**JOB:** Print the data that follows exactly.

**DATASET ROWS:**
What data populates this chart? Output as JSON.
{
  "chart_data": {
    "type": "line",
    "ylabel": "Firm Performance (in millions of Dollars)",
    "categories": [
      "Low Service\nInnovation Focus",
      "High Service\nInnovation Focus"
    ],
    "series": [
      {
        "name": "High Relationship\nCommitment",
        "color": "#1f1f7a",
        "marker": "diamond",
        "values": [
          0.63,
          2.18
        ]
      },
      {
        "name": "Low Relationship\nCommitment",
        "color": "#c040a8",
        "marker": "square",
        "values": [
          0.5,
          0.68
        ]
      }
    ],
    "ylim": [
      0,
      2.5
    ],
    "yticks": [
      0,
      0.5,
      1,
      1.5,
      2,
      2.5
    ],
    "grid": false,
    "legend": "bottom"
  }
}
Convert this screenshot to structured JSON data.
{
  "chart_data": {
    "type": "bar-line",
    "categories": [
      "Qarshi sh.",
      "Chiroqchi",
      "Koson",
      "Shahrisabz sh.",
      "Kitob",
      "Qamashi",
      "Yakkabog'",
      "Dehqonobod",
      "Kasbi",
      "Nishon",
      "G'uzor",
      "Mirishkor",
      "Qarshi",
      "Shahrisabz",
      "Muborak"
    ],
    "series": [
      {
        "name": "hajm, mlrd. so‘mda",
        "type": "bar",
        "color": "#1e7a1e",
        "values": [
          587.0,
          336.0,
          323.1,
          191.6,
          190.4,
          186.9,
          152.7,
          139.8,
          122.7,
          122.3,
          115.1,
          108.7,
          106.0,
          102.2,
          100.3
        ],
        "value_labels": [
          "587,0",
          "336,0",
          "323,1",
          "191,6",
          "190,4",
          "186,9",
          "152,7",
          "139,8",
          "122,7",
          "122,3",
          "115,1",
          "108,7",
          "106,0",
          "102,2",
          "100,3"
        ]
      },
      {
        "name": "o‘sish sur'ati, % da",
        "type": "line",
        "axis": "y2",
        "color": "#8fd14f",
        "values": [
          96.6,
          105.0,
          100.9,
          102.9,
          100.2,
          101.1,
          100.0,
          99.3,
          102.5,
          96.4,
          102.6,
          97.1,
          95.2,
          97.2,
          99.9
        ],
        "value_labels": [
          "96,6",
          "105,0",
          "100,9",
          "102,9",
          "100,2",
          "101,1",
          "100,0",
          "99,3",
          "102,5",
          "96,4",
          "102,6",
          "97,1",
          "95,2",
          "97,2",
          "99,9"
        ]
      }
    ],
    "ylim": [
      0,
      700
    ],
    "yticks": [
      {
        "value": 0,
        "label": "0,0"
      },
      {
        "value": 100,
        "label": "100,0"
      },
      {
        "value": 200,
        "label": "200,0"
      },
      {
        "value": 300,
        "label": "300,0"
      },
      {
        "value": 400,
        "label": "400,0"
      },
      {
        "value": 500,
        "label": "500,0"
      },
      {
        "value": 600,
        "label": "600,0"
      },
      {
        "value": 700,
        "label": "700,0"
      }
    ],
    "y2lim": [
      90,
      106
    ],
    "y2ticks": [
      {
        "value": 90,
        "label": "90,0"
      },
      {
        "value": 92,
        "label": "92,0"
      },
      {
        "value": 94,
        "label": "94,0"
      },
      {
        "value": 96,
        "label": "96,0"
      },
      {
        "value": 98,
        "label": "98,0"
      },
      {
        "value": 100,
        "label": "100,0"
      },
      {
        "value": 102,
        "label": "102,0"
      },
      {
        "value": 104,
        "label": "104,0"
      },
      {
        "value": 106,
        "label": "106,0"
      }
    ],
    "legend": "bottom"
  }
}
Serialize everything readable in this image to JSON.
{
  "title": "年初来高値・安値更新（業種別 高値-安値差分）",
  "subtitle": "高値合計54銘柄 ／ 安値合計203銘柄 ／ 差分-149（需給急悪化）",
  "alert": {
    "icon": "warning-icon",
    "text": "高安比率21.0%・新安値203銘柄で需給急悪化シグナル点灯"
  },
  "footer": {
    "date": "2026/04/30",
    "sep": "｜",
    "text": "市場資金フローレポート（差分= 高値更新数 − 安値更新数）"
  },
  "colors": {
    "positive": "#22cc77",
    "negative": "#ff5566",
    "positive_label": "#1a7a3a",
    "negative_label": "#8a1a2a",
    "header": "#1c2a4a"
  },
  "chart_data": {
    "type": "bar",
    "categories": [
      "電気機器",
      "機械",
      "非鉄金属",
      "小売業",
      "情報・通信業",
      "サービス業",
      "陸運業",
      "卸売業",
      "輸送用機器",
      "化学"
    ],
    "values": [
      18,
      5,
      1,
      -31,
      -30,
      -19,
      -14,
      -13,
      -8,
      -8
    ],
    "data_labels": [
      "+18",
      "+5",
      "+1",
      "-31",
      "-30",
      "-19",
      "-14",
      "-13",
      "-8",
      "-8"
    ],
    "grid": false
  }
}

**EXERCISE SOLUTION:**
What data populates this chart? Output as JSON.
{
  "chart_data": {
    "type": "line",
    "ylabel": "Firm Performance (in millions of Dollars)",
    "categories": [
      "Low Service\nInnovation Focus",
      "High Service\nInnovation Focus"
    ],
    "series": [
      {
        "name": "High Relationship\nCommitment",
        "color": "#1f1f7a",
        "marker": "diamond",
        "values": [
          0.63,
          2.18
        ]
      },
      {
        "name": "Low Relationship\nCommitment",
        "color": "#c040a8",
        "marker": "square",
        "values": [
          0.5,
          0.68
        ]
      }
    ],
    "ylim": [
      0,
      2.5
    ],
    "yticks": [
      0,
      0.5,
      1,
      1.5,
      2,
      2.5
    ],
    "grid": false,
    "legend": "bottom"
  }
}
Convert this screenshot to structured JSON data.
{
  "chart_data": {
    "type": "bar-line",
    "categories": [
      "Qarshi sh.",
      "Chiroqchi",
      "Koson",
      "Shahrisabz sh.",
      "Kitob",
      "Qamashi",
      "Yakkabog'",
      "Dehqonobod",
      "Kasbi",
      "Nishon",
      "G'uzor",
      "Mirishkor",
      "Qarshi",
      "Shahrisabz",
      "Muborak"
    ],
    "series": [
      {
        "name": "hajm, mlrd. so‘mda",
        "type": "bar",
        "color": "#1e7a1e",
        "values": [
          587.0,
          336.0,
          323.1,
          191.6,
          190.4,
          186.9,
          152.7,
          139.8,
          122.7,
          122.3,
          115.1,
          108.7,
          106.0,
          102.2,
          100.3
        ],
        "value_labels": [
          "587,0",
          "336,0",
          "323,1",
          "191,6",
          "190,4",
          "186,9",
          "152,7",
          "139,8",
          "122,7",
          "122,3",
          "115,1",
          "108,7",
          "106,0",
          "102,2",
          "100,3"
        ]
      },
      {
        "name": "o‘sish sur'ati, % da",
        "type": "line",
        "axis": "y2",
        "color": "#8fd14f",
        "values": [
          96.6,
          105.0,
          100.9,
          102.9,
          100.2,
          101.1,
          100.0,
          99.3,
          102.5,
          96.4,
          102.6,
          97.1,
          95.2,
          97.2,
          99.9
        ],
        "value_labels": [
          "96,6",
          "105,0",
          "100,9",
          "102,9",
          "100,2",
          "101,1",
          "100,0",
          "99,3",
          "102,5",
          "96,4",
          "102,6",
          "97,1",
          "95,2",
          "97,2",
          "99,9"
        ]
      }
    ],
    "ylim": [
      0,
      700
    ],
    "yticks": [
      {
        "value": 0,
        "label": "0,0"
      },
      {
        "value": 100,
        "label": "100,0"
      },
      {
        "value": 200,
        "label": "200,0"
      },
      {
        "value": 300,
        "label": "300,0"
      },
      {
        "value": 400,
        "label": "400,0"
      },
      {
        "value": 500,
        "label": "500,0"
      },
      {
        "value": 600,
        "label": "600,0"
      },
      {
        "value": 700,
        "label": "700,0"
      }
    ],
    "y2lim": [
      90,
      106
    ],
    "y2ticks": [
      {
        "value": 90,
        "label": "90,0"
      },
      {
        "value": 92,
        "label": "92,0"
      },
      {
        "value": 94,
        "label": "94,0"
      },
      {
        "value": 96,
        "label": "96,0"
      },
      {
        "value": 98,
        "label": "98,0"
      },
      {
        "value": 100,
        "label": "100,0"
      },
      {
        "value": 102,
        "label": "102,0"
      },
      {
        "value": 104,
        "label": "104,0"
      },
      {
        "value": 106,
        "label": "106,0"
      }
    ],
    "legend": "bottom"
  }
}
Serialize everything readable in this image to JSON.
{
  "title": "年初来高値・安値更新（業種別 高値-安値差分）",
  "subtitle": "高値合計54銘柄 ／ 安値合計203銘柄 ／ 差分-149（需給急悪化）",
  "alert": {
    "icon": "warning-icon",
    "text": "高安比率21.0%・新安値203銘柄で需給急悪化シグナル点灯"
  },
  "footer": {
    "date": "2026/04/30",
    "sep": "｜",
    "text": "市場資金フローレポート（差分= 高値更新数 − 安値更新数）"
  },
  "colors": {
    "positive": "#22cc77",
    "negative": "#ff5566",
    "positive_label": "#1a7a3a",
    "negative_label": "#8a1a2a",
    "header": "#1c2a4a"
  },
  "chart_data": {
    "type": "bar",
    "categories": [
      "電気機器",
      "機械",
      "非鉄金属",
      "小売業",
      "情報・通信業",
      "サービス業",
      "陸運業",
      "卸売業",
      "輸送用機器",
      "化学"
    ],
    "values": [
      18,
      5,
      1,
      -31,
      -30,
      -19,
      -14,
      -13,
      -8,
      -8
    ],
    "data_labels": [
      "+18",
      "+5",
      "+1",
      "-31",
      "-30",
      "-19",
      "-14",
      "-13",
      "-8",
      "-8"
    ],
    "grid": false
  }
}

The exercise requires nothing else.